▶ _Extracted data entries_
##########
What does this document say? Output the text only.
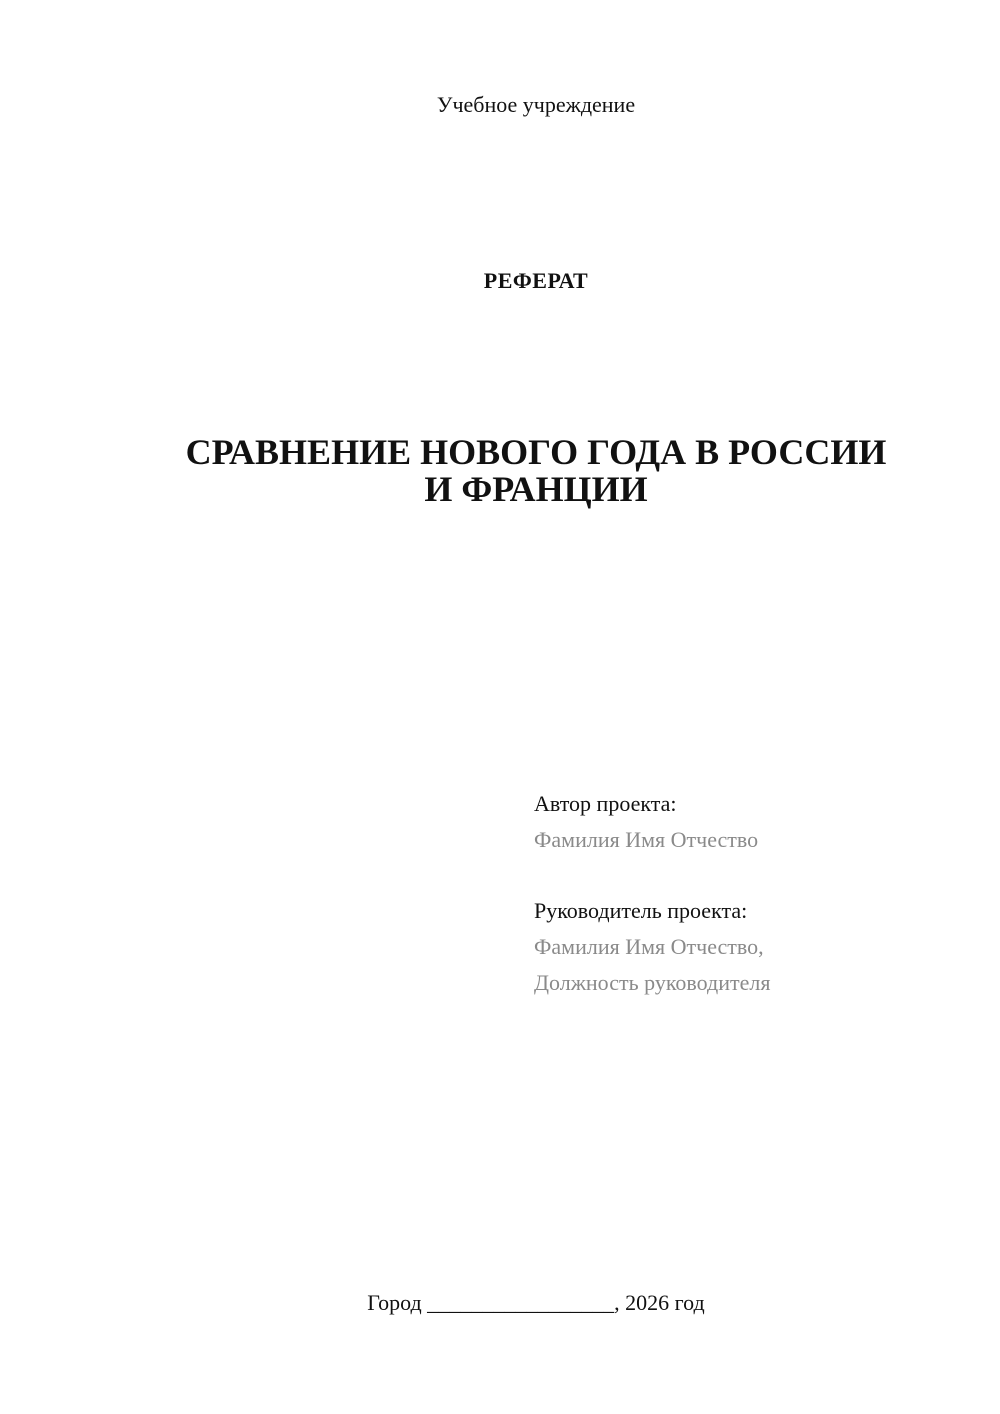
Учебное учреждение
РЕФЕРАТ
СРАВНЕНИЕ НОВОГО ГОДА В РОССИИ
И ФРАНЦИИ
Автор проекта:
Фамилия Имя Отчество
Руководитель проекта:
Фамилия Имя Отчество,
Должность руководителя
Город _________________, 2026 год
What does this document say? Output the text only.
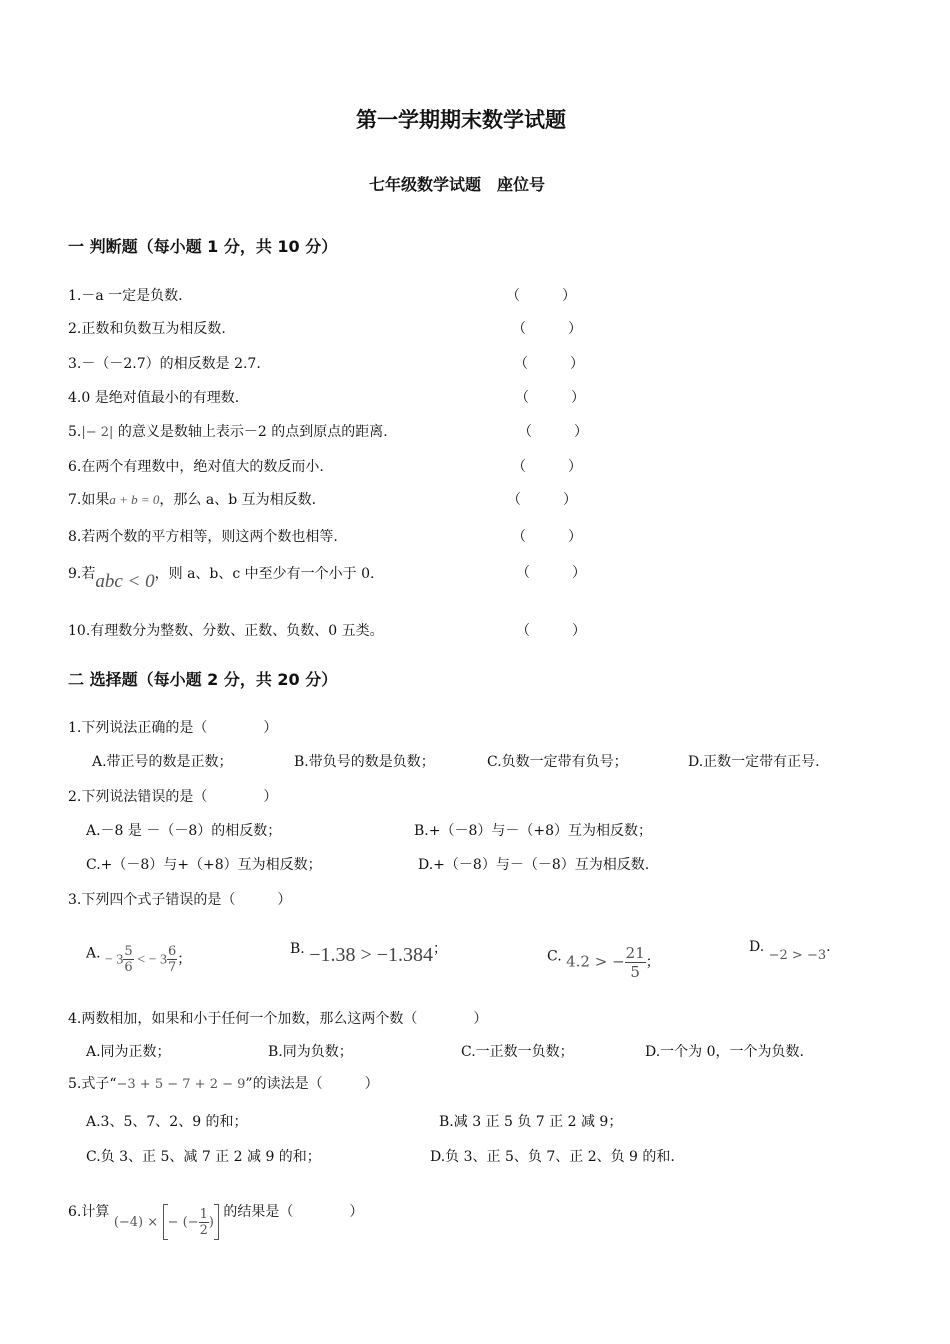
第一学期期末数学试题
七年级数学试题　座位号
一 判断题（每小题 1 分，共 10 分）
1.－a 一定是负数.	（　　　）
2.正数和负数互为相反数.	（　　　）
3.－（－2.7）的相反数是 2.7.	（　　　）
4.0 是绝对值最小的有理数.	（　　　）
5.|− 2| 的意义是数轴上表示－2 的点到原点的距离.	（　　　）
6.在两个有理数中，绝对值大的数反而小.	（　　　）
7.如果a + b = 0，那么 a、b 互为相反数.	（　　　）
8.若两个数的平方相等，则这两个数也相等.	（　　　）
9.若abc < 0，则 a、b、c 中至少有一个小于 0.	（　　　）
10.有理数分为整数、分数、正数、负数、0 五类。	（　　　）
二 选择题（每小题 2 分，共 20 分）
1.下列说法正确的是（　　　　）
A.带正号的数是正数；	B.带负号的数是负数；	C.负数一定带有负号；	D.正数一定带有正号.
2.下列说法错误的是（　　　　）
A.－8 是 －（－8）的相反数；	B.+（－8）与－（+8）互为相反数；
C.+（－8）与+（+8）互为相反数；	D.+（－8）与－（－8）互为相反数.
3.下列四个式子错误的是（　　　）
A. − $3 \frac{5}{6}$ < − $3 \frac{6}{7}$ ；
B. −1.38 > −1.384；	C. 4.2 > − $\frac{21}{5}$ ；
D. −2 > −3.
4.两数相加，如果和小于任何一个加数，那么这两个数（　　　　）
A.同为正数；	B.同为负数；	C.一正数一负数；	D.一个为 0，一个为负数.
5.式子“−3 + 5 − 7 + 2 − 9”的读法是（　　　）
A.3、5、7、2、9 的和；	B.减 3 正 5 负 7 正 2 减 9；
C.负 3、正 5、减 7 正 2 减 9 的和；	D.负 3、正 5、负 7、正 2、负 9 的和.
6.计算 (−4) × − (− $\frac{1}{2}$ ) 的结果是（　　　　）
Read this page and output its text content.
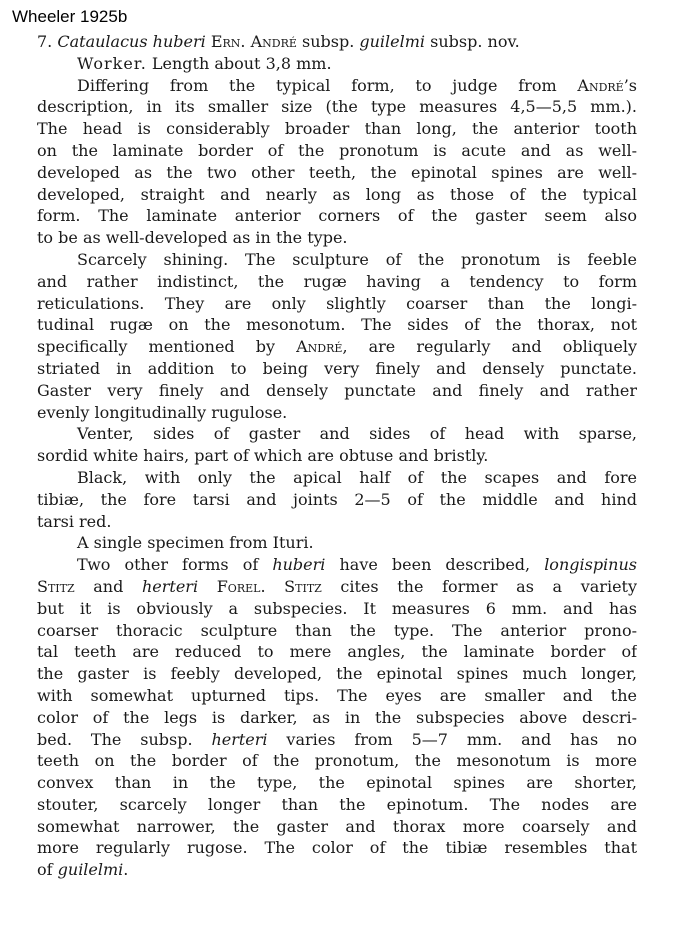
Wheeler 1925b
7. Cataulacus huberi Ern. André subsp. guilelmi subsp. nov.
Worker. Length about 3,8 mm.
Differing from the typical form, to judge from André’s
description, in its smaller size (the type measures 4,5—5,5 mm.).
The head is considerably broader than long, the anterior tooth
on the laminate border of the pronotum is acute and as well-
developed as the two other teeth, the epinotal spines are well-
developed, straight and nearly as long as those of the typical
form. The laminate anterior corners of the gaster seem also
to be as well-developed as in the type.
Scarcely shining. The sculpture of the pronotum is feeble
and rather indistinct, the rugæ having a tendency to form
reticulations. They are only slightly coarser than the longi-
tudinal rugæ on the mesonotum. The sides of the thorax, not
specifically mentioned by André, are regularly and obliquely
striated in addition to being very finely and densely punctate.
Gaster very finely and densely punctate and finely and rather
evenly longitudinally rugulose.
Venter, sides of gaster and sides of head with sparse,
sordid white hairs, part of which are obtuse and bristly.
Black, with only the apical half of the scapes and fore
tibiæ, the fore tarsi and joints 2—5 of the middle and hind
tarsi red.
A single specimen from Ituri.
Two other forms of huberi have been described, longispinus
Stitz and herteri Forel. Stitz cites the former as a variety
but it is obviously a subspecies. It measures 6 mm. and has
coarser thoracic sculpture than the type. The anterior prono-
tal teeth are reduced to mere angles, the laminate border of
the gaster is feebly developed, the epinotal spines much longer,
with somewhat upturned tips. The eyes are smaller and the
color of the legs is darker, as in the subspecies above descri-
bed. The subsp. herteri varies from 5—7 mm. and has no
teeth on the border of the pronotum, the mesonotum is more
convex than in the type, the epinotal spines are shorter,
stouter, scarcely longer than the epinotum. The nodes are
somewhat narrower, the gaster and thorax more coarsely and
more regularly rugose. The color of the tibiæ resembles that
of guilelmi.
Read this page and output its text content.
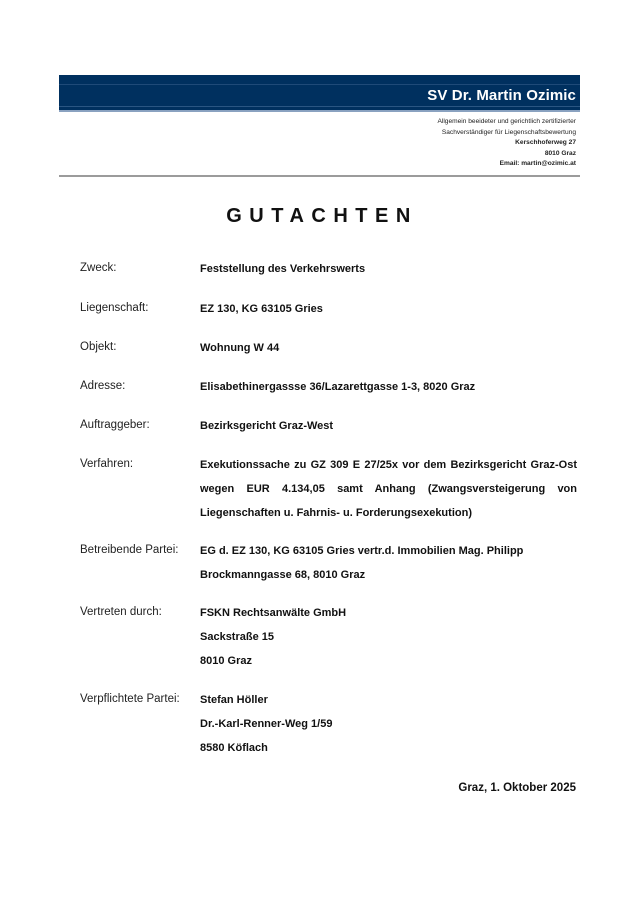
SV Dr. Martin Ozimic
Allgemein beeideter und gerichtlich zertifizierter
Sachverständiger für Liegenschaftsbewertung
Kerschhoferweg 27
8010 Graz
Email: martin@ozimic.at
GUTACHTEN
Zweck:	Feststellung des Verkehrswerts
Liegenschaft:	EZ 130, KG 63105 Gries
Objekt:	Wohnung W 44
Adresse:	Elisabethinergassse 36/Lazarettgasse 1-3, 8020 Graz
Auftraggeber:	Bezirksgericht Graz-West
Verfahren:	Exekutionssache zu GZ 309 E 27/25x vor dem Bezirksgericht Graz-Ost
wegen EUR 4.134,05 samt Anhang (Zwangsversteigerung von
Liegenschaften u. Fahrnis- u. Forderungsexekution)
Betreibende Partei:	EG d. EZ 130, KG 63105 Gries vertr.d. Immobilien Mag. Philipp
Brockmanngasse 68, 8010 Graz
Vertreten durch:	FSKN Rechtsanwälte GmbH
Sackstraße 15
8010 Graz
Verpflichtete Partei:	Stefan Höller
Dr.-Karl-Renner-Weg 1/59
8580 Köflach
Graz, 1. Oktober 2025
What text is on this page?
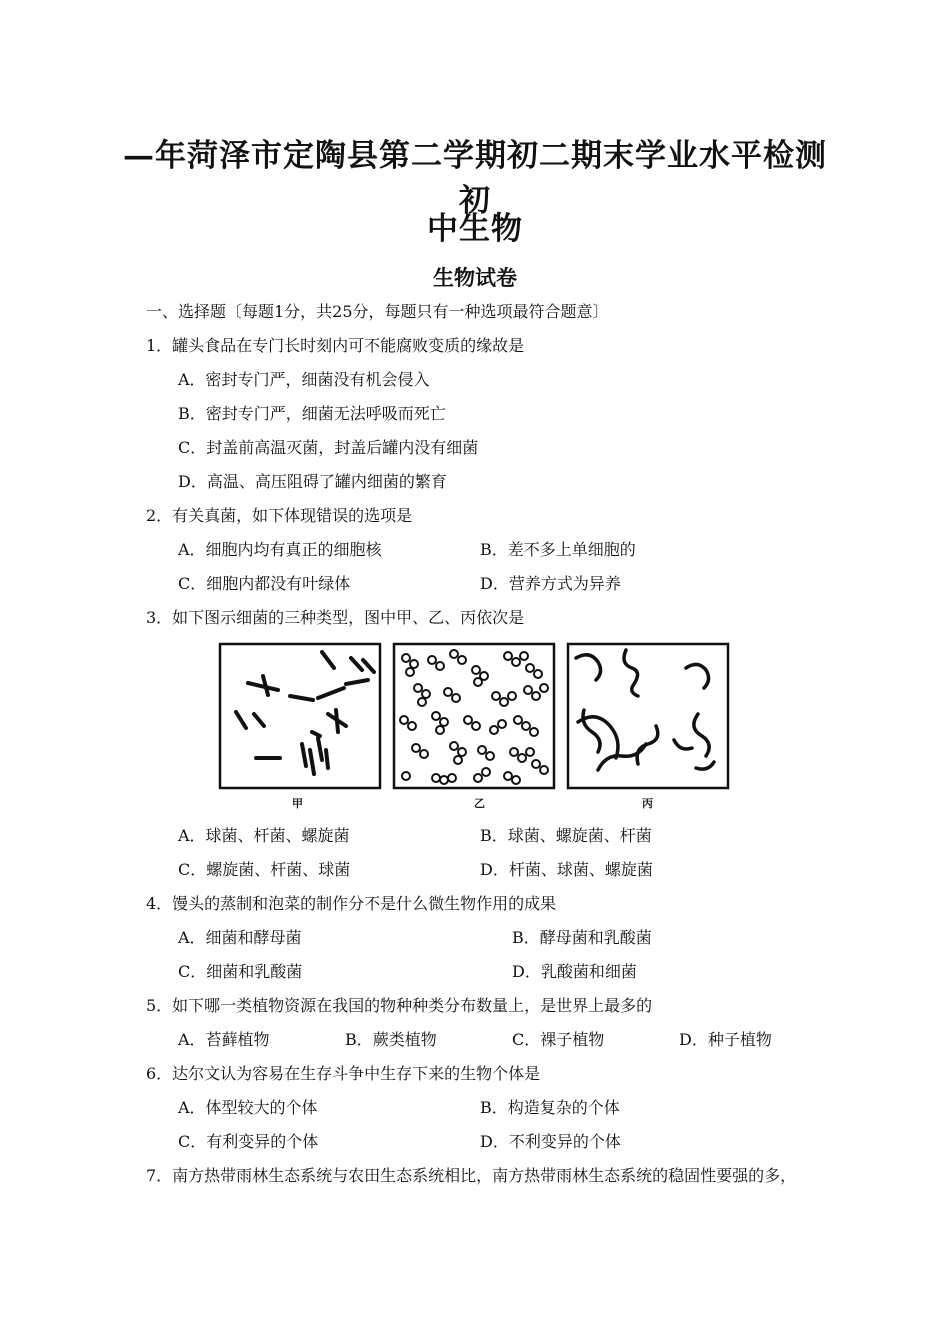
—年菏泽市定陶县第二学期初二期末学业水平检测初
中生物
生物试卷
一、选择题〔每题1分，共25分，每题只有一种选项最符合题意〕
1．罐头食品在专门长时刻内可不能腐败变质的缘故是
A．密封专门严，细菌没有机会侵入
B．密封专门严，细菌无法呼吸而死亡
C．封盖前高温灭菌，封盖后罐内没有细菌
D．高温、高压阻碍了罐内细菌的繁育
2．有关真菌，如下体现错误的选项是
A．细胞内均有真正的细胞核	B．差不多上单细胞的
C．细胞内都没有叶绿体	D．营养方式为异养
3．如下图示细菌的三种类型，图中甲、乙、丙依次是
甲	乙	丙
A．球菌、杆菌、螺旋菌	B．球菌、螺旋菌、杆菌
C．螺旋菌、杆菌、球菌	D．杆菌、球菌、螺旋菌
4．馒头的蒸制和泡菜的制作分不是什么微生物作用的成果
A．细菌和酵母菌	B．酵母菌和乳酸菌
C．细菌和乳酸菌	D．乳酸菌和细菌
5．如下哪一类植物资源在我国的物种种类分布数量上，是世界上最多的
A．苔藓植物	B．蕨类植物	C．裸子植物	D．种子植物
6．达尔文认为容易在生存斗争中生存下来的生物个体是
A．体型较大的个体	B．构造复杂的个体
C．有利变异的个体	D．不利变异的个体
7．南方热带雨林生态系统与农田生态系统相比，南方热带雨林生态系统的稳固性要强的多，
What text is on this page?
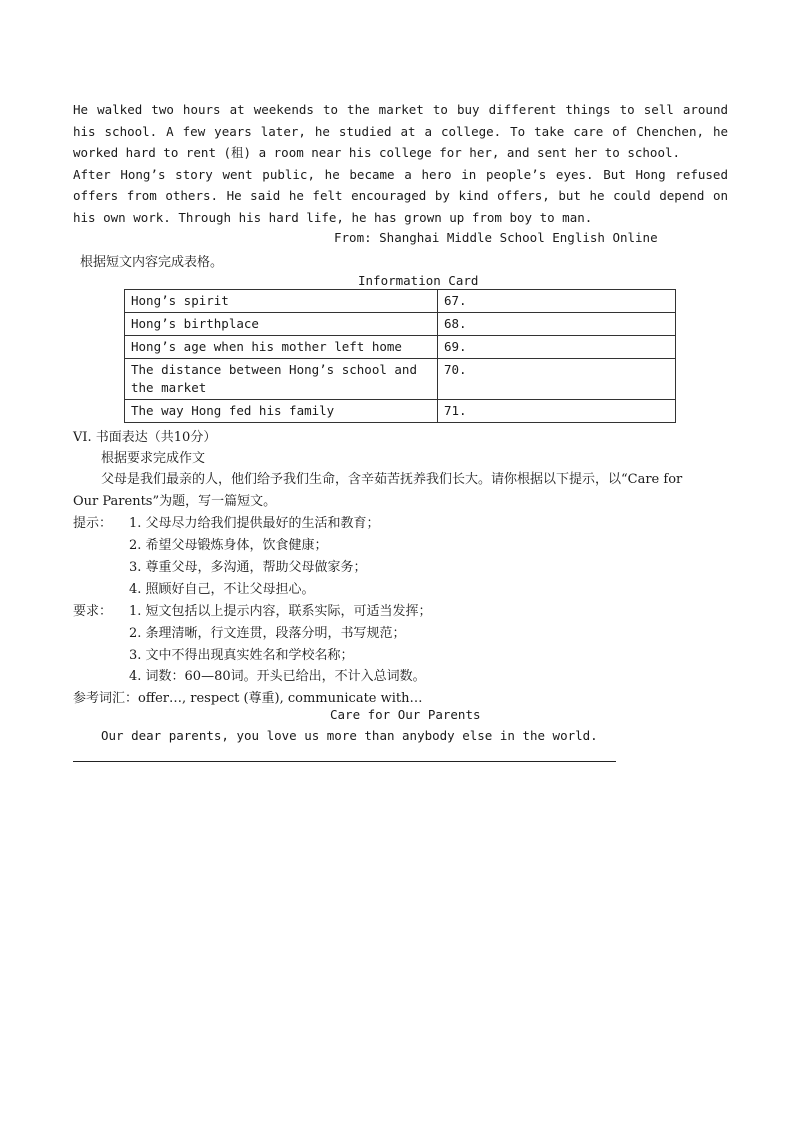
He walked two hours at weekends to the market to buy different things to sell around his school. A few years later, he studied at a college. To take care of Chenchen, he worked hard to rent (租) a room near his college for her, and sent her to school.

After Hong’s story went public, he became a hero in people’s eyes. But Hong refused offers from others. He said he felt encouraged by kind offers, but he could depend on his own work. Through his hard life, he has grown up from boy to man.

From: Shanghai Middle School English Online
根据短文内容完成表格。
Information Card
Hong’s spirit	67.
Hong’s birthplace	68.
Hong’s age when his mother left home	69.
The distance between Hong’s school and the market	70.
The way Hong fed his family	71.
VI. 书面表达（共10分）
根据要求完成作文
父母是我们最亲的人，他们给予我们生命，含辛茹苦抚养我们长大。请你根据以下提示，以“Care for
Our Parents”为题，写一篇短文。
提示： 1. 父母尽力给我们提供最好的生活和教育；
2. 希望父母锻炼身体，饮食健康；
3. 尊重父母，多沟通，帮助父母做家务；
4. 照顾好自己，不让父母担心。
要求： 1. 短文包括以上提示内容，联系实际，可适当发挥；
2. 条理清晰，行文连贯，段落分明，书写规范；
3. 文中不得出现真实姓名和学校名称；
4. 词数：60—80词。开头已给出，不计入总词数。
参考词汇：offer…, respect (尊重), communicate with…
Care for Our Parents
Our dear parents, you love us more than anybody else in the world.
##########
▶ _Short problem_
Identify each line of the material where the word "longer" shows up, and copy it.

▶ _Written response_
the gaster is feebly developed, the epinotal spines much longer,
stouter, scarcely longer than the epinotum. The nodes are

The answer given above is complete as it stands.